(Dataset items)
****

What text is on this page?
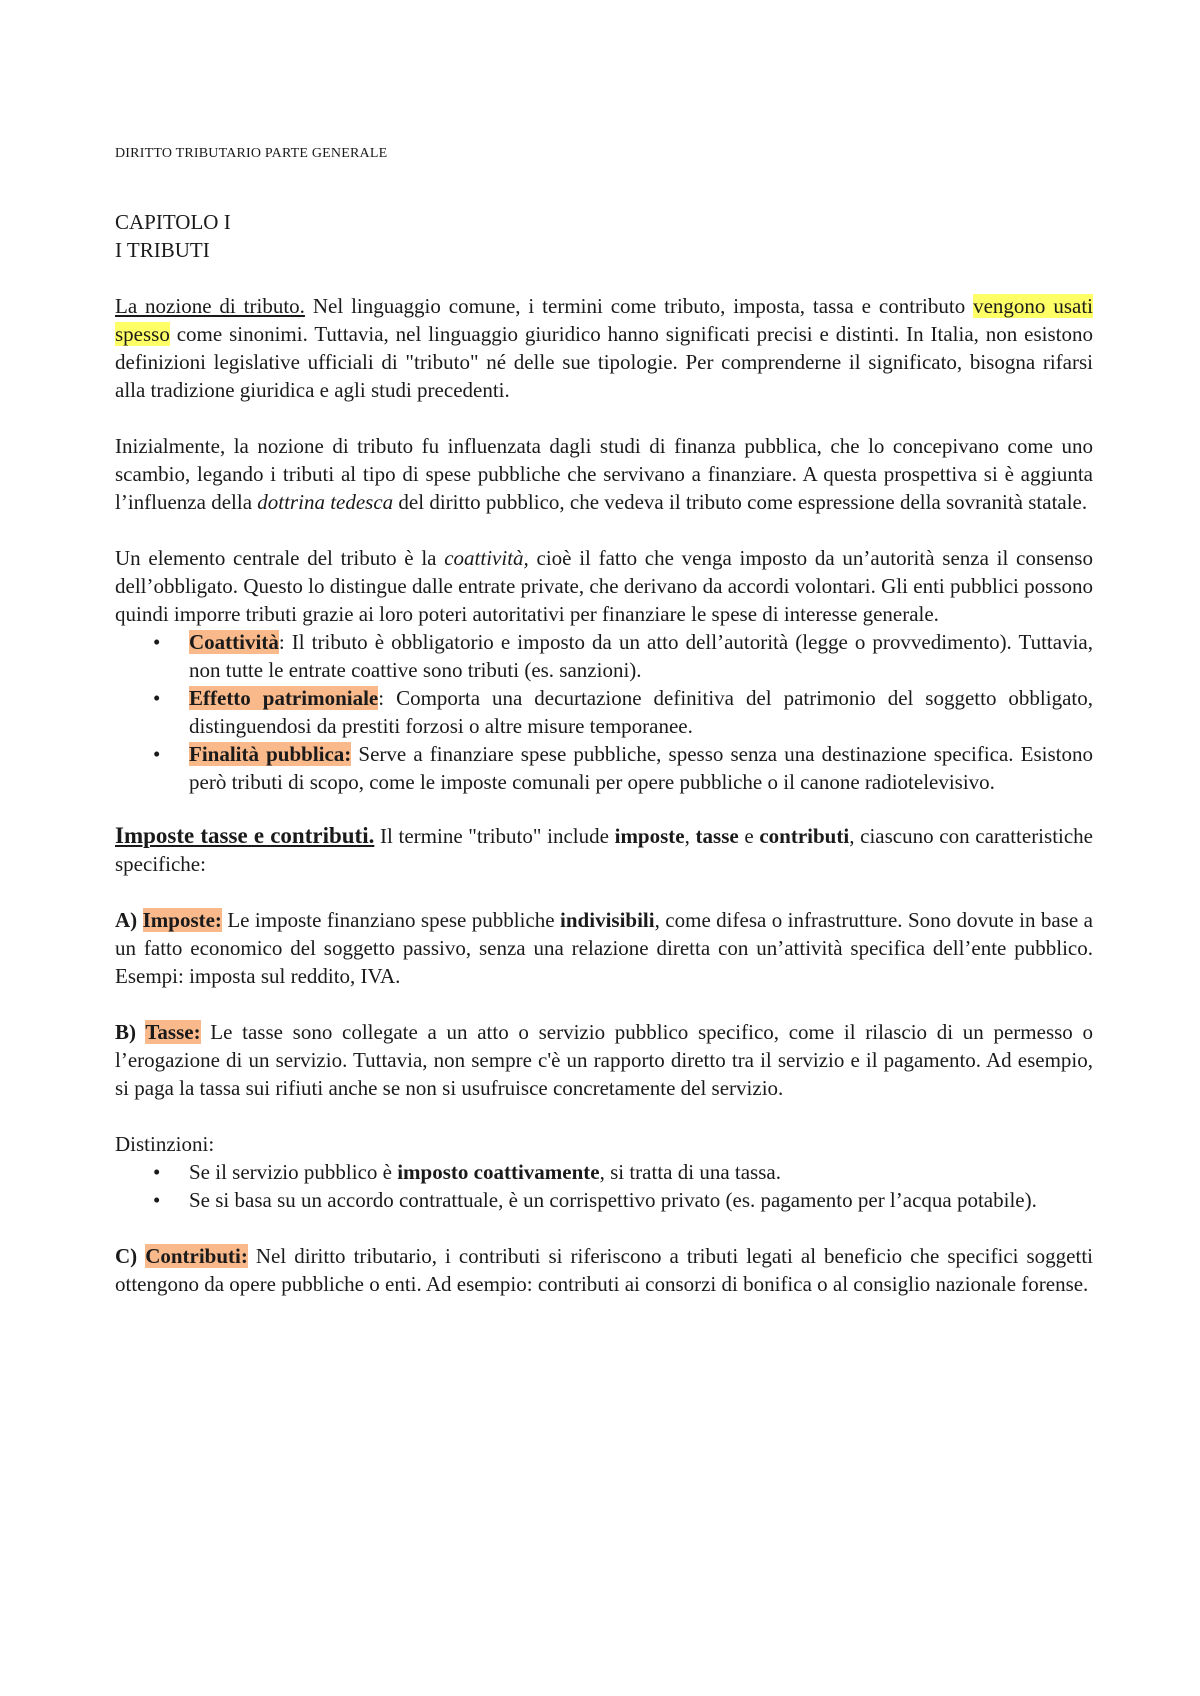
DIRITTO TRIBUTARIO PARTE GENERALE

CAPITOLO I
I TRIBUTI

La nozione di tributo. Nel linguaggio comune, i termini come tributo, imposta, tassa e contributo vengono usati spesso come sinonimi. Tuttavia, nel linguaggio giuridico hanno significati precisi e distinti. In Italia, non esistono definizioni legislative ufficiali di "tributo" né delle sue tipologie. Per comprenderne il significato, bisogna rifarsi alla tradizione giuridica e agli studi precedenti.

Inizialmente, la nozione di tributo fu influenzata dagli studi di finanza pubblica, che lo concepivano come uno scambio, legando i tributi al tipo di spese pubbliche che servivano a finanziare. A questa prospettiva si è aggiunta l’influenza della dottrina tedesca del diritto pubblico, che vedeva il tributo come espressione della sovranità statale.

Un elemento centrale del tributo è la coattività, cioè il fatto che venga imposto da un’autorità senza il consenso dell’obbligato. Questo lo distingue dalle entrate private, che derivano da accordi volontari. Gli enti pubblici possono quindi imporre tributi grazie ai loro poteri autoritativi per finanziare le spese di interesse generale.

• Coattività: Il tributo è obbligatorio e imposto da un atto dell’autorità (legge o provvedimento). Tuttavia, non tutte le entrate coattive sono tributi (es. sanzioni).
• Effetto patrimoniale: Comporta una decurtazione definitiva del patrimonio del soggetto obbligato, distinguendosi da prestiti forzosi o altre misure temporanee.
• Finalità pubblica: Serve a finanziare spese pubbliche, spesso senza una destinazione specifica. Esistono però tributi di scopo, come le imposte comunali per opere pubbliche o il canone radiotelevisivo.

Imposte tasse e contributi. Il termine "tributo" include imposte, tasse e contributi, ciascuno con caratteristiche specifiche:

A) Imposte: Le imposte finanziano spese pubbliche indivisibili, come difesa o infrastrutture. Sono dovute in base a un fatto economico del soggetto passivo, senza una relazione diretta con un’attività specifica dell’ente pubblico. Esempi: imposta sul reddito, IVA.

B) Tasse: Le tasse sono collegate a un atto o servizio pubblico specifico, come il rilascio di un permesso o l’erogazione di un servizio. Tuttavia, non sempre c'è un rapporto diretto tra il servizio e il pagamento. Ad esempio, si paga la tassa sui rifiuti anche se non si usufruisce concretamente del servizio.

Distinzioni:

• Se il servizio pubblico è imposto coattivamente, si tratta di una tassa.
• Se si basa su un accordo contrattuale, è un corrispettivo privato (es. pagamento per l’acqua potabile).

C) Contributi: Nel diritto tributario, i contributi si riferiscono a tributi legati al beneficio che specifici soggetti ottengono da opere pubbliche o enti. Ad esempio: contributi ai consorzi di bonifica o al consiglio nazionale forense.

****

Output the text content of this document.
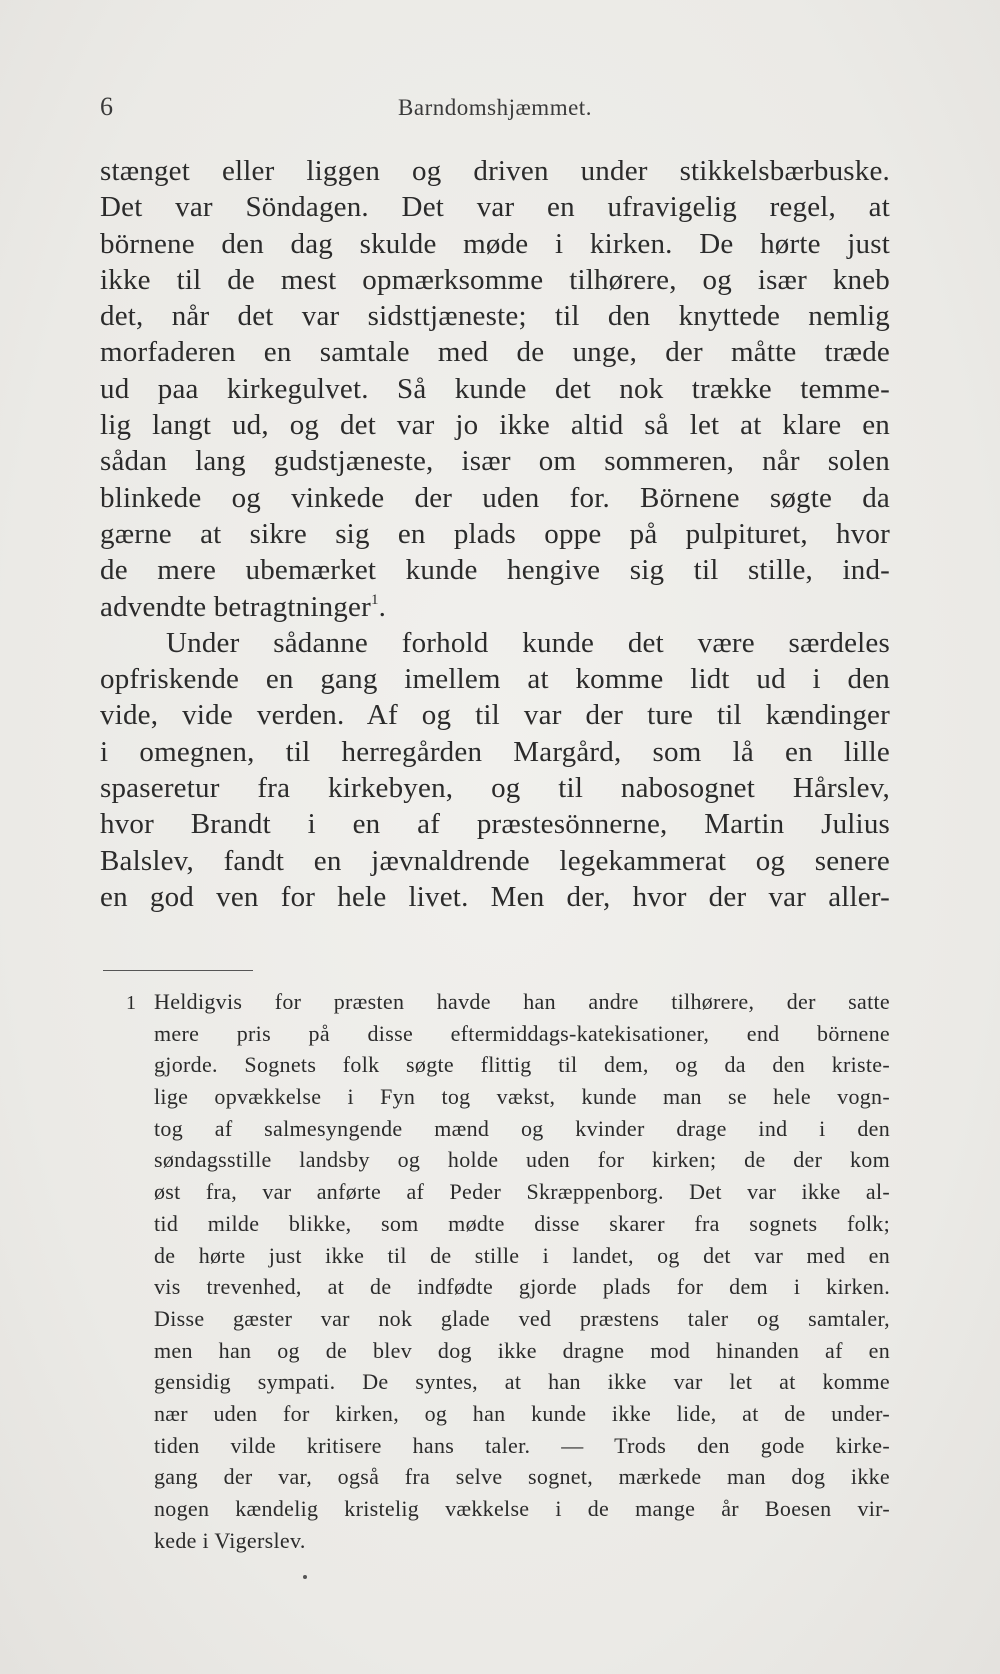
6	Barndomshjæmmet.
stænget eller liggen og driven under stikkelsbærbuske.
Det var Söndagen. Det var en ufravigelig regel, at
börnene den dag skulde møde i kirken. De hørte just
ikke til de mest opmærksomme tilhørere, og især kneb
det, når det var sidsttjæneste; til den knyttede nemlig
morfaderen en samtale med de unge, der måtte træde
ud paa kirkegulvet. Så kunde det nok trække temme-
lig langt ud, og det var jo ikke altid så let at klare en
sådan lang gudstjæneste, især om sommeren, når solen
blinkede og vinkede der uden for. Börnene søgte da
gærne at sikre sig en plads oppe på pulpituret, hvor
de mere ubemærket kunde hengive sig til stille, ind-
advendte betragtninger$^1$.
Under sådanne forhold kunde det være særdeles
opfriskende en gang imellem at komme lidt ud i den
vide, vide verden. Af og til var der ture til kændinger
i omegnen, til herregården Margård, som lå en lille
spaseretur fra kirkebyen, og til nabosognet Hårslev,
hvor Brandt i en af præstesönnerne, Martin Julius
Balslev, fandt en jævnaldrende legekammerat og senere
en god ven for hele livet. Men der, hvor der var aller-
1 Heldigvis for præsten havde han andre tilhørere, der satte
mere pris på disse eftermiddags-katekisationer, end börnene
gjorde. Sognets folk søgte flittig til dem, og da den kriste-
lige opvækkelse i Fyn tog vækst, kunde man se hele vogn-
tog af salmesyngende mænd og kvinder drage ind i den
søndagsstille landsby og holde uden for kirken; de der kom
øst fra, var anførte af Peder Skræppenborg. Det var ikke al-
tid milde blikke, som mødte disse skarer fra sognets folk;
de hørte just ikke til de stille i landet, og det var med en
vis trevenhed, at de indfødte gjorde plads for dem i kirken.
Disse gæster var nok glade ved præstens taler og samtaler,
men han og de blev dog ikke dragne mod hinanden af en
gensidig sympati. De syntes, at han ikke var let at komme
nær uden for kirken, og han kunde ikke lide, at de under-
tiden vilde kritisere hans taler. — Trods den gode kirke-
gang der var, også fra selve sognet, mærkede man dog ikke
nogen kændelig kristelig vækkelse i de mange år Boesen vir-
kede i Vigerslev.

****

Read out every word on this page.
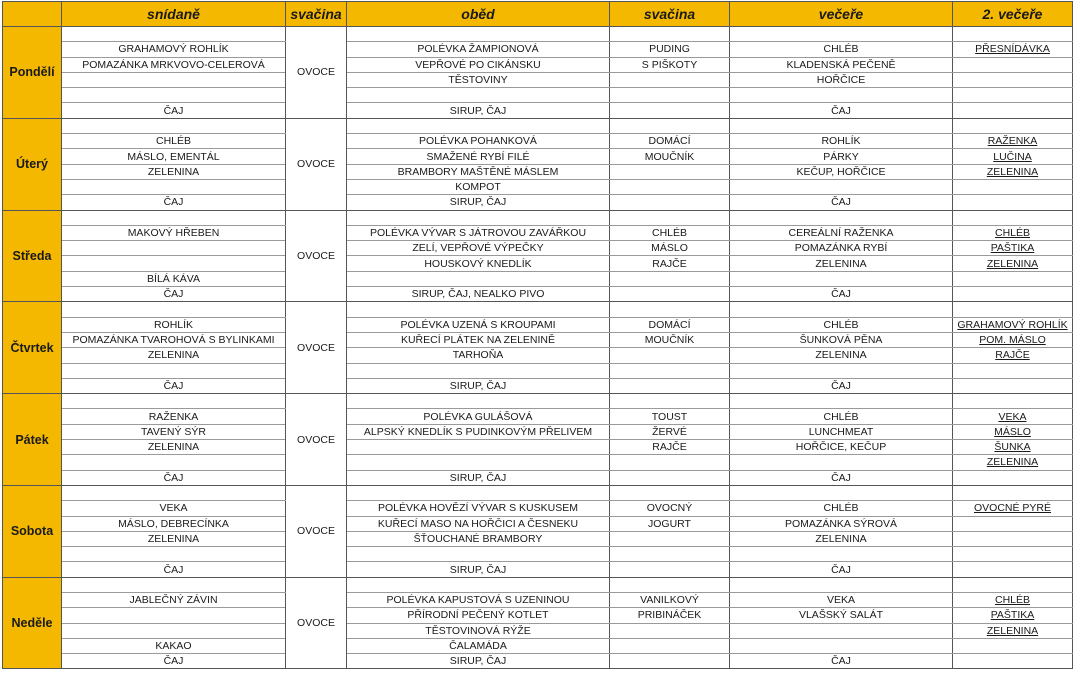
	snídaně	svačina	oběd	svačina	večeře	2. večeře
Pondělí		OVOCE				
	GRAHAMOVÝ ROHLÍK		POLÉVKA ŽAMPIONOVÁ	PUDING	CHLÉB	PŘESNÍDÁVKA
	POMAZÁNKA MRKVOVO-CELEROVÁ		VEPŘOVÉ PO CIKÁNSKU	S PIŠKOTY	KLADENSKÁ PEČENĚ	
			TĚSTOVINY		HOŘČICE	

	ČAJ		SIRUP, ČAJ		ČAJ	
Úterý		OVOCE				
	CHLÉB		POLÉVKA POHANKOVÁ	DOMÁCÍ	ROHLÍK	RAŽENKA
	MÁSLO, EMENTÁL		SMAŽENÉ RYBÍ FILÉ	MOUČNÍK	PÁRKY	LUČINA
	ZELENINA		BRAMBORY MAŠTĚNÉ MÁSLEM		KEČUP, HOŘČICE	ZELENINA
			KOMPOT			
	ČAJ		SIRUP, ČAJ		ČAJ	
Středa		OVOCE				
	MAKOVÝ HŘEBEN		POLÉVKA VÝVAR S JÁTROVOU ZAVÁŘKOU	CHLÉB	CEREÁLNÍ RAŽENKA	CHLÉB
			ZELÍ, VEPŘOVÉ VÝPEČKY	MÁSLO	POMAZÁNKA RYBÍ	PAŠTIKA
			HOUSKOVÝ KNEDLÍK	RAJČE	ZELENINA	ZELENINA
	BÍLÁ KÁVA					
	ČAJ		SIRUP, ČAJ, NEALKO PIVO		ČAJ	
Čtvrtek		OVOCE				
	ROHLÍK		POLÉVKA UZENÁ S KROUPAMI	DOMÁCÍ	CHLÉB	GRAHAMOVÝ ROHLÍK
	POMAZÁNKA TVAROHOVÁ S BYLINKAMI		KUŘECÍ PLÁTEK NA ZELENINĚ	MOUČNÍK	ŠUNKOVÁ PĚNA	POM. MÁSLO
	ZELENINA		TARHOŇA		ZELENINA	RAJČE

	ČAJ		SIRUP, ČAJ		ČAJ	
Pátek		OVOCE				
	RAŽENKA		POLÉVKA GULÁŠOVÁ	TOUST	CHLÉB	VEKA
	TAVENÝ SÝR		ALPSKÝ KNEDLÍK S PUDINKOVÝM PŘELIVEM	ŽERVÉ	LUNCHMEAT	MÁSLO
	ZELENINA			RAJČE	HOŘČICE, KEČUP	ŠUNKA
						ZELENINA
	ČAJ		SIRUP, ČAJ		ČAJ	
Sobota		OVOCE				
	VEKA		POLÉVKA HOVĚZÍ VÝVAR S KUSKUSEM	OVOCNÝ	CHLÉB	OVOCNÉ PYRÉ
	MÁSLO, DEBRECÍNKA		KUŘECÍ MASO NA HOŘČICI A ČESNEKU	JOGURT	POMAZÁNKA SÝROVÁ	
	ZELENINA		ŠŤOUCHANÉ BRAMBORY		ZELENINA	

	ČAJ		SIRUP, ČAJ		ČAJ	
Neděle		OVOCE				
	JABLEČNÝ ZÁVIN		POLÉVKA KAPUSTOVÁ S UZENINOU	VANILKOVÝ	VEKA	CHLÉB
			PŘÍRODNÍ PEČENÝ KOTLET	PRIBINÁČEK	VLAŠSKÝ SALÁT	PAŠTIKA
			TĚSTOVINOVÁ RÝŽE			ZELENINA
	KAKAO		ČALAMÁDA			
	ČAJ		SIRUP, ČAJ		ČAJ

****

WHAT IS REQUIRED ->
Gather every line from the entries above where the word "ZELENINA" appears, and copy them.

ANSWER TO THIS PROBLEM ->
	ZELENINA		BRAMBORY MAŠTĚNÉ MÁSLEM		KEČUP, HOŘČICE	ZELENINA
			HOUSKOVÝ KNEDLÍK	RAJČE	ZELENINA	ZELENINA
	ZELENINA		TARHOŇA		ZELENINA	RAJČE
	ZELENINA			RAJČE	HOŘČICE, KEČUP	ŠUNKA
						ZELENINA
	ZELENINA		ŠŤOUCHANÉ BRAMBORY		ZELENINA	
			TĚSTOVINOVÁ RÝŽE			ZELENINA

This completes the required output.